#### Exercise requirements
Rewrite the listing from its start through the line containing "end-badge — [1644, 386, 1740, 414]", swapping "x-tick-label" for "x-axis-label" and leaving everything else as it is. Return only those lines.

#### Task material
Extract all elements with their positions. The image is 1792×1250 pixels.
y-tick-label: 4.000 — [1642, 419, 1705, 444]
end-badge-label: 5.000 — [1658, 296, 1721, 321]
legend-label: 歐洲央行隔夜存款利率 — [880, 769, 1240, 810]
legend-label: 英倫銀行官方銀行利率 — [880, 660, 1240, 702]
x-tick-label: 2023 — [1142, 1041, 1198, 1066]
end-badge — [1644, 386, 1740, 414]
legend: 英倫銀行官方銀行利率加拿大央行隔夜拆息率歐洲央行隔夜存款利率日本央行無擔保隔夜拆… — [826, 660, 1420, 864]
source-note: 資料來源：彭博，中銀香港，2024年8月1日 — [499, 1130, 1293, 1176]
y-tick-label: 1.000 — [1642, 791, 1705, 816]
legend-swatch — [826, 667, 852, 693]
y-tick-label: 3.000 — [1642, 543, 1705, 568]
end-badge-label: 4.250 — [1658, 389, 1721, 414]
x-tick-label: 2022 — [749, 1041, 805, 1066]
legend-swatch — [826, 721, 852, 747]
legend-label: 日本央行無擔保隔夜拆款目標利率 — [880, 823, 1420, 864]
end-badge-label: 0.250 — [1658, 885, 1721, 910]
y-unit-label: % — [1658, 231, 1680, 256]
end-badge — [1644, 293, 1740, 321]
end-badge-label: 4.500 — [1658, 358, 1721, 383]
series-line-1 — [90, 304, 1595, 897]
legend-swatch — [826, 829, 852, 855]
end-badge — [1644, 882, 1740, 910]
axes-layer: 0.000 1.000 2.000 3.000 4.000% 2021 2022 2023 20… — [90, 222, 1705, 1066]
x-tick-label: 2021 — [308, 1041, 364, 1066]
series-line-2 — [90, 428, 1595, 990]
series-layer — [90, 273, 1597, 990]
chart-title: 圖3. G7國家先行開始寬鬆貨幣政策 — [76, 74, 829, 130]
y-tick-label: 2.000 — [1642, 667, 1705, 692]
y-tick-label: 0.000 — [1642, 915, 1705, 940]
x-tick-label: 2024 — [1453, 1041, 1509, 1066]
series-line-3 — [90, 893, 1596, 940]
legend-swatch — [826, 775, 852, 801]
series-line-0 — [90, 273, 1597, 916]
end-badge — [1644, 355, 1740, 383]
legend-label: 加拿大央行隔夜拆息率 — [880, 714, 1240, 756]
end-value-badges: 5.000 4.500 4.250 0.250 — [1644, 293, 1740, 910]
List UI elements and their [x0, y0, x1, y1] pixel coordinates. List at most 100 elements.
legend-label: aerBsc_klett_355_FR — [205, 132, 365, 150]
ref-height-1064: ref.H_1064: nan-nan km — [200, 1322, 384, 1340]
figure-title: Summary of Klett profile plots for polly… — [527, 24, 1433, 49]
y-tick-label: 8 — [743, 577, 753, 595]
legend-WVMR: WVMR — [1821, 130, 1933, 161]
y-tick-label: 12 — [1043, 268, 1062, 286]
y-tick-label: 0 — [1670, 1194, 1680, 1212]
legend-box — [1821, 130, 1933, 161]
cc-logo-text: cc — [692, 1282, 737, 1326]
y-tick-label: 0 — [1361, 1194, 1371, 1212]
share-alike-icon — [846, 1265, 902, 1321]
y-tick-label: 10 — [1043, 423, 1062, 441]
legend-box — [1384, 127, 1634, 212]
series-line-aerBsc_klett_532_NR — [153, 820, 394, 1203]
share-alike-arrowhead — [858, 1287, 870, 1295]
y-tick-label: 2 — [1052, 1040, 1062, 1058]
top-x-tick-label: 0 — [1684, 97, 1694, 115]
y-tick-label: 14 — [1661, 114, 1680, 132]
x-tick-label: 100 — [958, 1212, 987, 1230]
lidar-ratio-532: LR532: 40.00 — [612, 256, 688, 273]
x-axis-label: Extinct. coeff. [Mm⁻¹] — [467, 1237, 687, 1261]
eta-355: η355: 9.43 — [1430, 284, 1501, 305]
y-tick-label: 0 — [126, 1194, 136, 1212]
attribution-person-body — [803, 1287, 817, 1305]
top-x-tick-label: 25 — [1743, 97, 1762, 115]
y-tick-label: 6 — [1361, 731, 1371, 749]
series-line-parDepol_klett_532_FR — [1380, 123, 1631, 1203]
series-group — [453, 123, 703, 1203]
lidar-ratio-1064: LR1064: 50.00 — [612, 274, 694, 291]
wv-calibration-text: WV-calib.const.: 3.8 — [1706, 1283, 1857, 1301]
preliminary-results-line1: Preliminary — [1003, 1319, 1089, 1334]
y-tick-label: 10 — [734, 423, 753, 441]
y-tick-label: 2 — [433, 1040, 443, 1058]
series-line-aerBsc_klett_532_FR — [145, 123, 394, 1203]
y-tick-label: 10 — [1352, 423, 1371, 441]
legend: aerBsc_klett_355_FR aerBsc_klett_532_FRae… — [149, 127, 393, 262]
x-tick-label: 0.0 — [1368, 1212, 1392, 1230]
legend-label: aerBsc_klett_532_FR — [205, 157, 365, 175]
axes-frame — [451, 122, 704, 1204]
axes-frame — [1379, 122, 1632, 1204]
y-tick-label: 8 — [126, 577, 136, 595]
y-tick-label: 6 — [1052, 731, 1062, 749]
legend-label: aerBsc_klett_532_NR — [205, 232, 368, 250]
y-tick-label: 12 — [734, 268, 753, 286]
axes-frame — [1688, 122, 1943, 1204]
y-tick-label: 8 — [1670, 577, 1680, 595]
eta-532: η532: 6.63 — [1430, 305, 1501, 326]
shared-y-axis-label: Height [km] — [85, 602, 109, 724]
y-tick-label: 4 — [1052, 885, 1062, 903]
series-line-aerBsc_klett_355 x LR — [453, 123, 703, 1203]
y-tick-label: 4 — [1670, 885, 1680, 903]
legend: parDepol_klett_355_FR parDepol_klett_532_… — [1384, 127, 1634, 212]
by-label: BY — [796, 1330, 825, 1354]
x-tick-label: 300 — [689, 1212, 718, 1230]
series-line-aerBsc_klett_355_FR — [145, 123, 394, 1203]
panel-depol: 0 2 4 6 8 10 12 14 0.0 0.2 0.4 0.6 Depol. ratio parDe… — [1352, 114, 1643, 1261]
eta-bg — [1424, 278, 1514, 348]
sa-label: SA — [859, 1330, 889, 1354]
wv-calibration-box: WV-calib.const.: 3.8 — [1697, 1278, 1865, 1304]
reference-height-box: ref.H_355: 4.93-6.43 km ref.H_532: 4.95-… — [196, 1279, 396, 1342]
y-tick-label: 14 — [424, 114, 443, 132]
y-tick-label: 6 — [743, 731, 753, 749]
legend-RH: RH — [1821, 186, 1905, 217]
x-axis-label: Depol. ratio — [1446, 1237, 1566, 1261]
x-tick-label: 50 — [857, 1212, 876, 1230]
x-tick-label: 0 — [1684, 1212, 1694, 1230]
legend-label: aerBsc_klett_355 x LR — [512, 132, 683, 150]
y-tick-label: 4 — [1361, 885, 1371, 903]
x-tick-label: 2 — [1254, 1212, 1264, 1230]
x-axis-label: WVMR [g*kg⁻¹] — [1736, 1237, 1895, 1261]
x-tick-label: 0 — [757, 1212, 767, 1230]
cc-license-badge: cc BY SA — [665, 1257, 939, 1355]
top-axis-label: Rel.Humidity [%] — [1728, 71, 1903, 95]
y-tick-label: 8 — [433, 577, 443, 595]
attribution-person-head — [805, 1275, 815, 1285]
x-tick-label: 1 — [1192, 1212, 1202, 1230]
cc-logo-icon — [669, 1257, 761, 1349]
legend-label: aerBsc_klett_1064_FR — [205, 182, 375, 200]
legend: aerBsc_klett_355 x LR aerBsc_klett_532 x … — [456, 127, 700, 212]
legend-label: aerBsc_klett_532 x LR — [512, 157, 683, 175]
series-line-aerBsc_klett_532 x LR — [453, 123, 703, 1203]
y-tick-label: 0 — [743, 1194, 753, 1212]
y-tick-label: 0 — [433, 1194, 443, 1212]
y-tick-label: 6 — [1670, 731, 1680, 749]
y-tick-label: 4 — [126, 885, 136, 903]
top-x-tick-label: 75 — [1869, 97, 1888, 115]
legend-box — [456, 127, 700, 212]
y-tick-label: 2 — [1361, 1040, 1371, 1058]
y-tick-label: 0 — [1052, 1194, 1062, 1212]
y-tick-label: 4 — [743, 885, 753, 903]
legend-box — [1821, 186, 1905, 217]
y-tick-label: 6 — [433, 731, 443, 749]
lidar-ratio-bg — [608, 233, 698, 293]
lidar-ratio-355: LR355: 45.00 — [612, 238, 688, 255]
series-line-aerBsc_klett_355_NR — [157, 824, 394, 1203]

#### Task output
Extract all elements with their positions. The image is 1792×1250 pixels.
y-tick-label: 4.000 — [1642, 419, 1705, 444]
end-badge-label: 5.000 — [1658, 296, 1721, 321]
legend-label: 歐洲央行隔夜存款利率 — [880, 769, 1240, 810]
legend-label: 英倫銀行官方銀行利率 — [880, 660, 1240, 702]
x-axis-label: 2023 — [1142, 1041, 1198, 1066]
end-badge — [1644, 386, 1740, 414]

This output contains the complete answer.